**What is being asked**. Report every line in the listing that contains the string "this".

Records from a collection:
- - - - - - -

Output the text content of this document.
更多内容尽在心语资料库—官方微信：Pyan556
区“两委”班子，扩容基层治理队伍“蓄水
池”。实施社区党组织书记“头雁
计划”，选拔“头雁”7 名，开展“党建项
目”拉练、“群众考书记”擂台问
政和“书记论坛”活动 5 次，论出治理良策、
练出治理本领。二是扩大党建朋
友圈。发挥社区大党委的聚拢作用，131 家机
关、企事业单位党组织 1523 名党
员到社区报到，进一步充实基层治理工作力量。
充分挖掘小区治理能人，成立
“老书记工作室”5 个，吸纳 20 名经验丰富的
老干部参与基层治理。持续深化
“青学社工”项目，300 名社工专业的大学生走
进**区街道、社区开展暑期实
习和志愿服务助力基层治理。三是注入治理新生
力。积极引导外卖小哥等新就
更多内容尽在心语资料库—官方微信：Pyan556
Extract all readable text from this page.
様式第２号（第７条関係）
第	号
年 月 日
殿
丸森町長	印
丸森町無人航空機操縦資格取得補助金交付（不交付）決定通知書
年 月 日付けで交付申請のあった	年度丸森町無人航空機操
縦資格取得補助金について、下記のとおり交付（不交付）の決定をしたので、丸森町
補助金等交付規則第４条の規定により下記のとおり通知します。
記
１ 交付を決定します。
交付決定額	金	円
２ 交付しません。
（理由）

- - - - - - -

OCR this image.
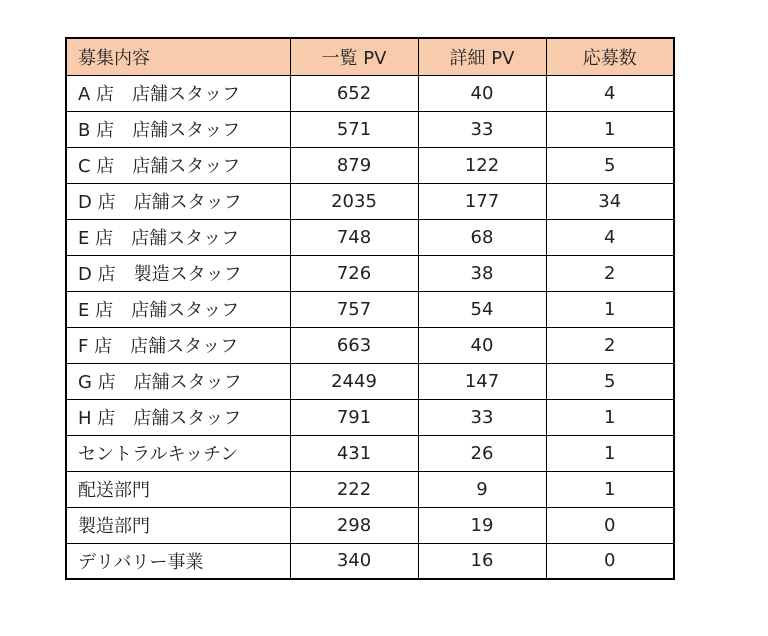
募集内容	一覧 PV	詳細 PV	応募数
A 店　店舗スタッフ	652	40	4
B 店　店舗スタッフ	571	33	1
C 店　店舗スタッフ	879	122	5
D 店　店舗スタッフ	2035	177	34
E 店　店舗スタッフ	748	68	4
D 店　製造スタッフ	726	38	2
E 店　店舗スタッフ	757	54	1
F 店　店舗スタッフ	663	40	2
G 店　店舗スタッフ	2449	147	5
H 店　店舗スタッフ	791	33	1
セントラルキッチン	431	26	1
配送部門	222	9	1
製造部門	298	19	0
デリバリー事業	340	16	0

- - - - - - -

**Written answer**.
Output the text content of this document.
Extract all readable text from this page.
OCR this image.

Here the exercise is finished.